◆ YOUR OBJECTIVE ◆
In how many lines does the string "soil" appear? Answer with the number only.

═════ GIVEN INFORMATION ═════

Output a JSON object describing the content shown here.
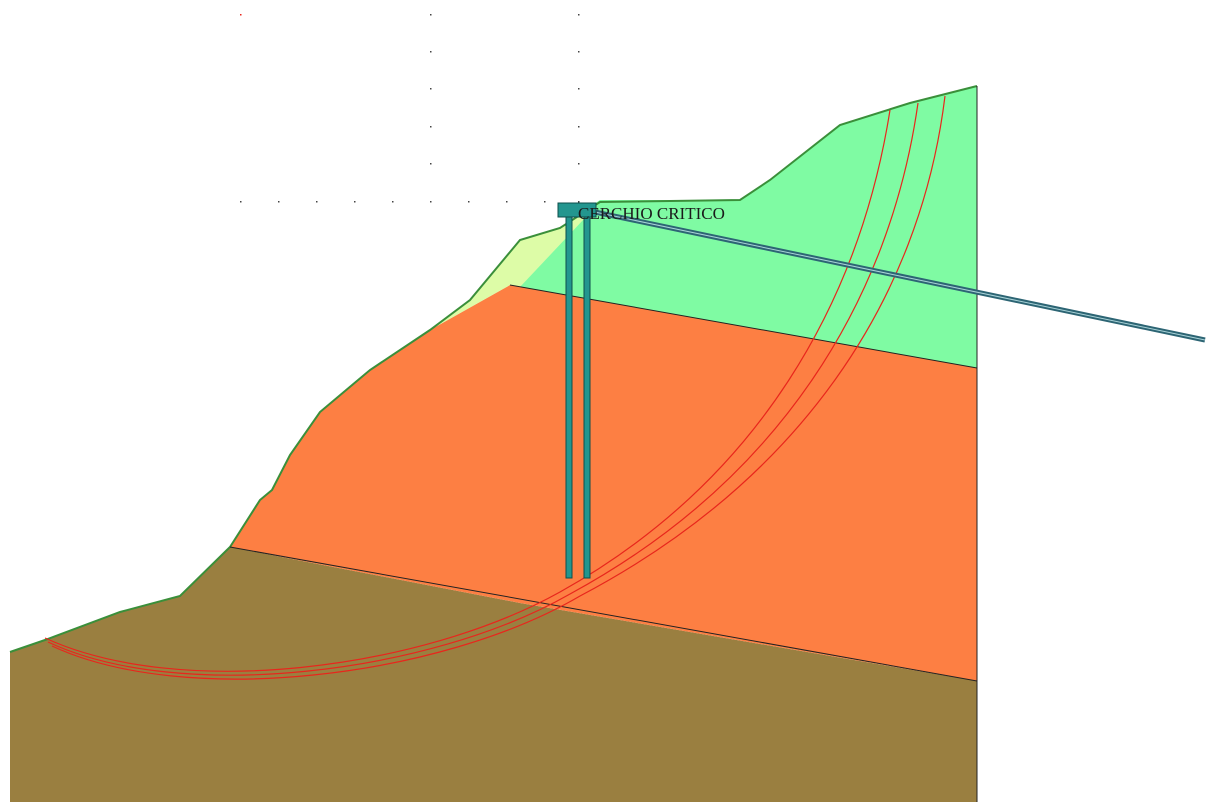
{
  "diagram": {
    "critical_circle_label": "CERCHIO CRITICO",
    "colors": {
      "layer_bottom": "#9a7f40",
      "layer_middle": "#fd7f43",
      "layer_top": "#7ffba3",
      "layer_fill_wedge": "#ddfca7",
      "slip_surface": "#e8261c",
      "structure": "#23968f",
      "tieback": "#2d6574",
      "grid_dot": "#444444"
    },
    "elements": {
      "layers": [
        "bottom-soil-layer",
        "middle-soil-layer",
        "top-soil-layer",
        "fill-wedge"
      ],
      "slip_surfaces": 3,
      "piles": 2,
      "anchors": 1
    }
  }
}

═════

◆ SOLUTION TO THIS EXERCISE ◆
3